Entries of transcribed document text
[Start of Attachment]

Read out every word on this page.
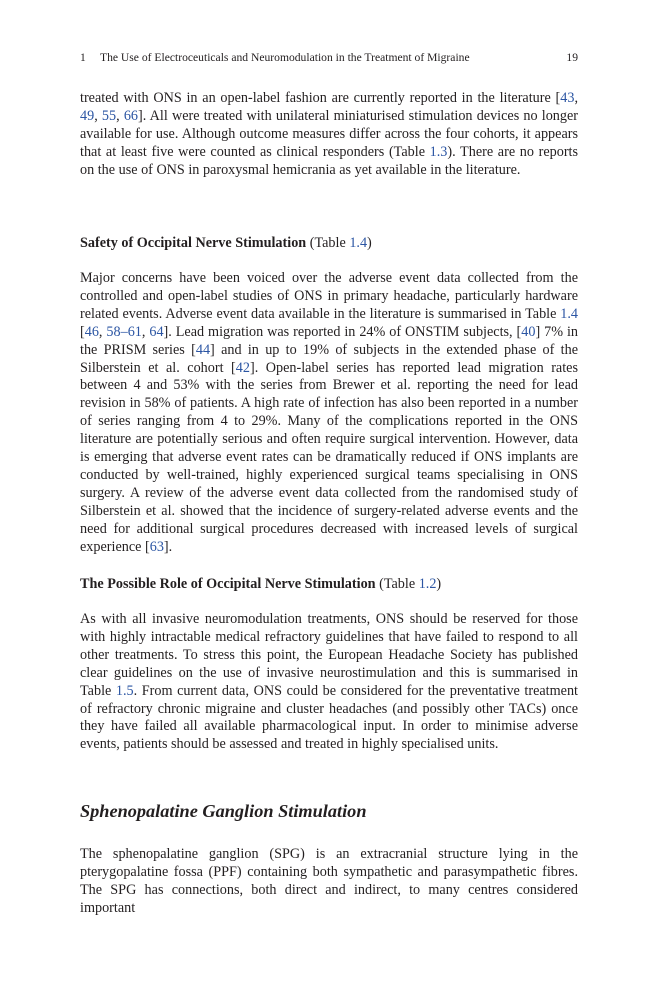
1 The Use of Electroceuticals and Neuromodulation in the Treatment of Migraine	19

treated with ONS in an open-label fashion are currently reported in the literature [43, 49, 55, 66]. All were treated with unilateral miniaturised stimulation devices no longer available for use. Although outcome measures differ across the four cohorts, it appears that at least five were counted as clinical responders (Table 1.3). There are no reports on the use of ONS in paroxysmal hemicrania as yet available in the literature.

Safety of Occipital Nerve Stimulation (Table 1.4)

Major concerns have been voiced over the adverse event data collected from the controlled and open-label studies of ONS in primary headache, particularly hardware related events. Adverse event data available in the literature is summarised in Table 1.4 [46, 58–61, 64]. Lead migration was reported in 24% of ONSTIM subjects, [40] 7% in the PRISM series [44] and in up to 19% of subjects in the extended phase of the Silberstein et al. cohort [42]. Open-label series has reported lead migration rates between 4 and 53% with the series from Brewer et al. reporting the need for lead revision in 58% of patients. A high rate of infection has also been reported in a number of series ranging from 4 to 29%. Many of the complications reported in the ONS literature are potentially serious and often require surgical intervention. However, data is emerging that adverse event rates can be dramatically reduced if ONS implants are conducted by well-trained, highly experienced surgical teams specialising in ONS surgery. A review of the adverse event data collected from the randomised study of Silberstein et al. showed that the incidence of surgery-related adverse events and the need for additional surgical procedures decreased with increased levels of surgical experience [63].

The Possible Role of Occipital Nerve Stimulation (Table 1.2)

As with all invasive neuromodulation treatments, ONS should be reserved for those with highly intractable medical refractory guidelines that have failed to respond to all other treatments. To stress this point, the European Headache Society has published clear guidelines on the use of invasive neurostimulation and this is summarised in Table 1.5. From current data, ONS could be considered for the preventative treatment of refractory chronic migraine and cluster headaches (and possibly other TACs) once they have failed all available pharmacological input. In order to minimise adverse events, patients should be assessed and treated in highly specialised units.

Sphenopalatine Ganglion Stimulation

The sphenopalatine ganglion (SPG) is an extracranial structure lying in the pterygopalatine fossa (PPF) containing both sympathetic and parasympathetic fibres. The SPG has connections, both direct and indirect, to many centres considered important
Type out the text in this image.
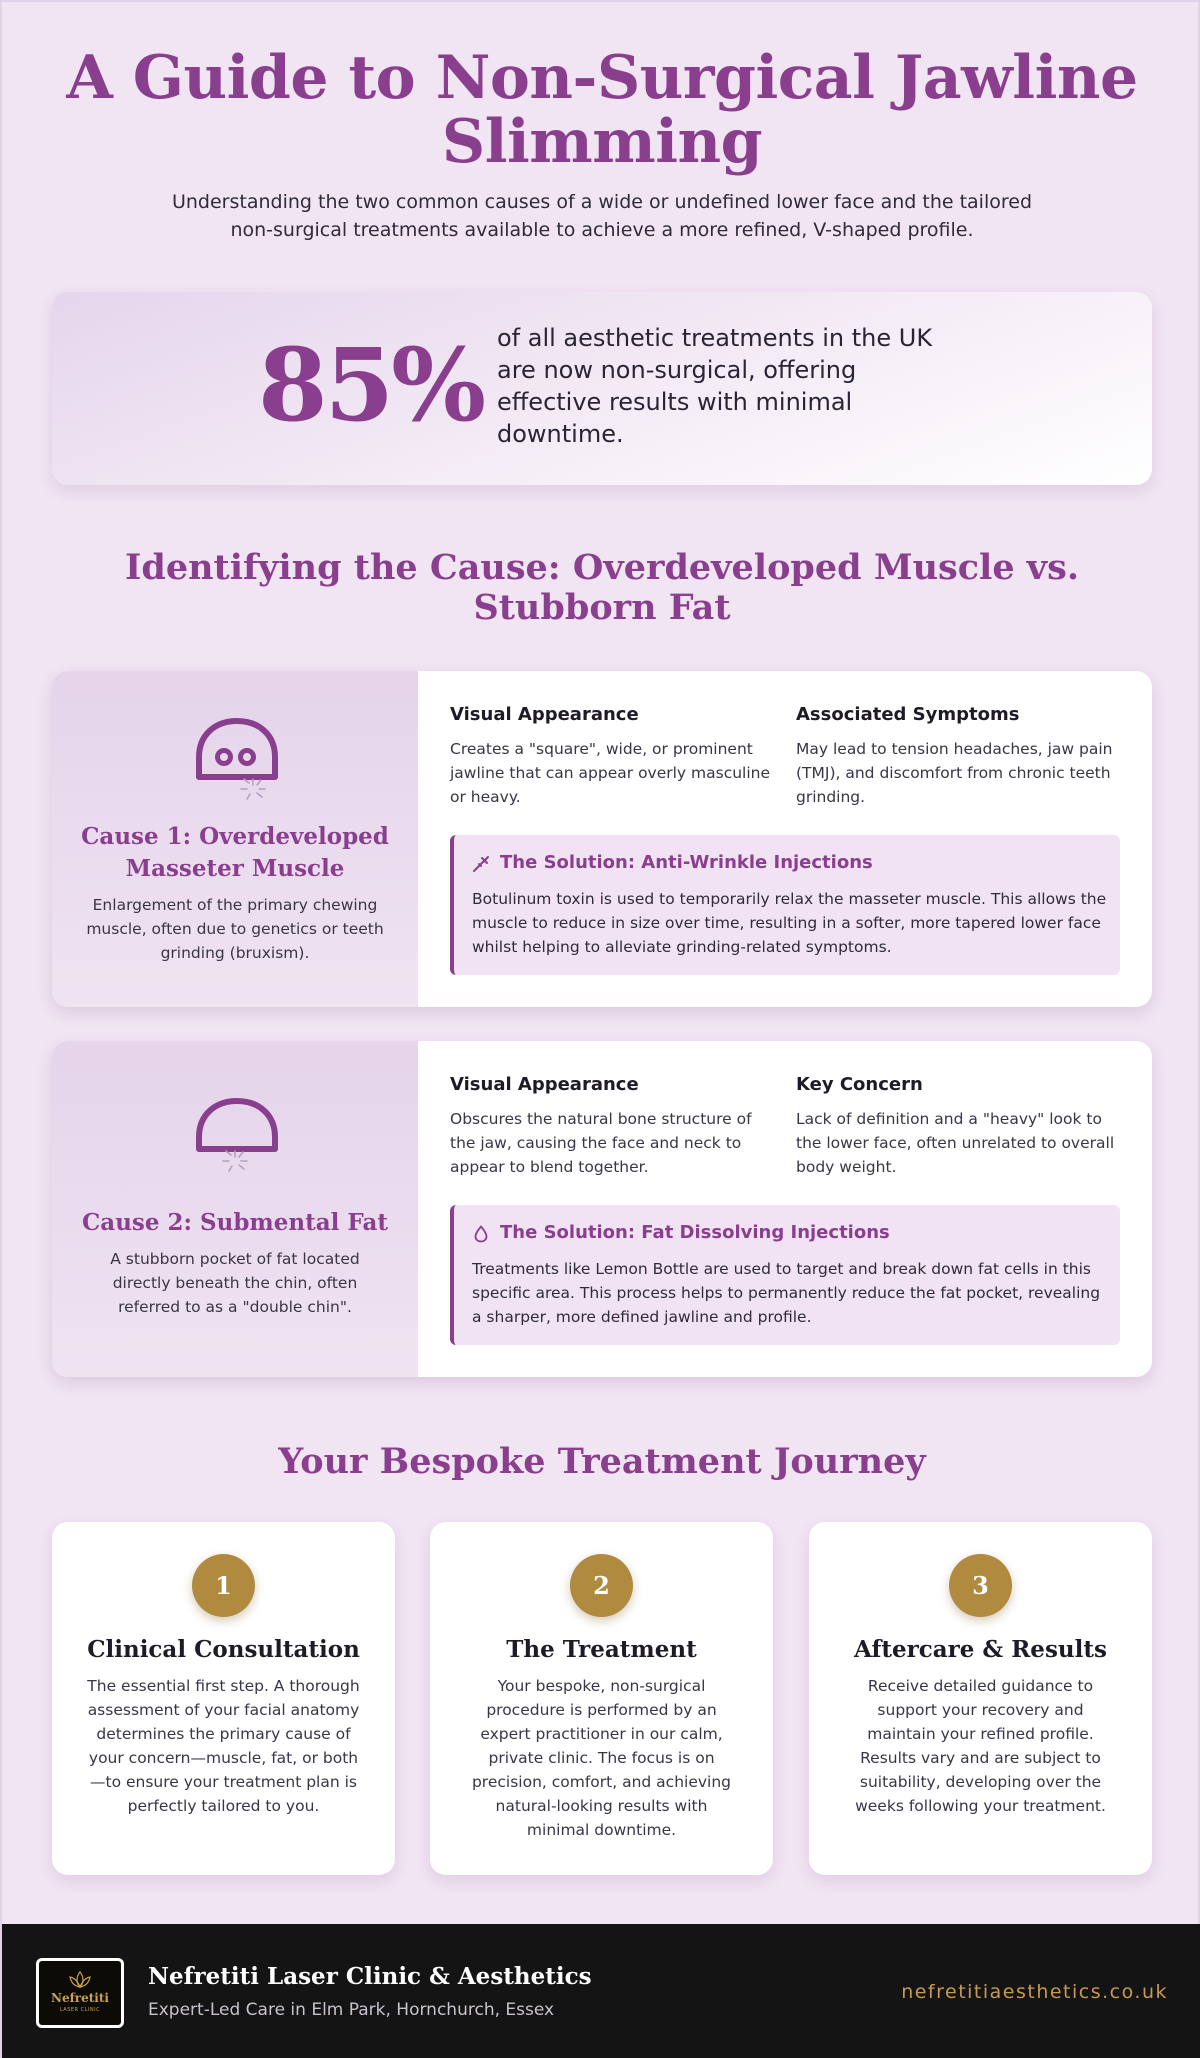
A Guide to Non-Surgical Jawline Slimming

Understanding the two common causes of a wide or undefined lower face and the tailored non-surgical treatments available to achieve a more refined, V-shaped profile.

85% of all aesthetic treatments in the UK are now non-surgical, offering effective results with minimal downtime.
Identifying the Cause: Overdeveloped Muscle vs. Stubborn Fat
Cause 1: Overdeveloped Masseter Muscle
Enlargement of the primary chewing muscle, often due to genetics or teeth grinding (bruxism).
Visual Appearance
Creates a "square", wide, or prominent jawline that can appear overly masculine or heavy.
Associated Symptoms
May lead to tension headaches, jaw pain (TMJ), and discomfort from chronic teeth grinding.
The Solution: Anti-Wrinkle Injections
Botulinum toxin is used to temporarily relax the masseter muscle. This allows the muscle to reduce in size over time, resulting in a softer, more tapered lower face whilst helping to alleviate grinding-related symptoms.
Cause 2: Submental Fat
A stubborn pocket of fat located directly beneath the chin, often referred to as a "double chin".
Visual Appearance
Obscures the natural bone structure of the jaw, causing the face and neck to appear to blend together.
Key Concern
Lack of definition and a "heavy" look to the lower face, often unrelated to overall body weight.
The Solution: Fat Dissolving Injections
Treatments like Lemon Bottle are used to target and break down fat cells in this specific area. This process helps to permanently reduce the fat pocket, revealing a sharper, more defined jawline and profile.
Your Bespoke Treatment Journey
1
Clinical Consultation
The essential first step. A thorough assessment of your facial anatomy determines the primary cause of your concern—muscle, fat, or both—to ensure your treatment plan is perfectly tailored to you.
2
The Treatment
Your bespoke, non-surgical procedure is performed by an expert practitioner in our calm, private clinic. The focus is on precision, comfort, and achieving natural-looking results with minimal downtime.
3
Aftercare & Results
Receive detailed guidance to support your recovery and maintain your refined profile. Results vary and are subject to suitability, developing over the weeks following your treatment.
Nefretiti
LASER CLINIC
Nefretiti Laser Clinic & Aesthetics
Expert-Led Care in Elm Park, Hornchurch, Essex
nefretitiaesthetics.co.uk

[End of Attachment]

Work order
If the string "grinding" appears in a line of the entries, report the line.

Solution to the problem
Enlargement of the primary chewing muscle, often due to genetics or teeth grinding (bruxism).
May lead to tension headaches, jaw pain (TMJ), and discomfort from chronic teeth grinding.
Botulinum toxin is used to temporarily relax the masseter muscle. This allows the muscle to reduce in size over time, resulting in a softer, more tapered lower face whilst helping to alleviate grinding-related symptoms.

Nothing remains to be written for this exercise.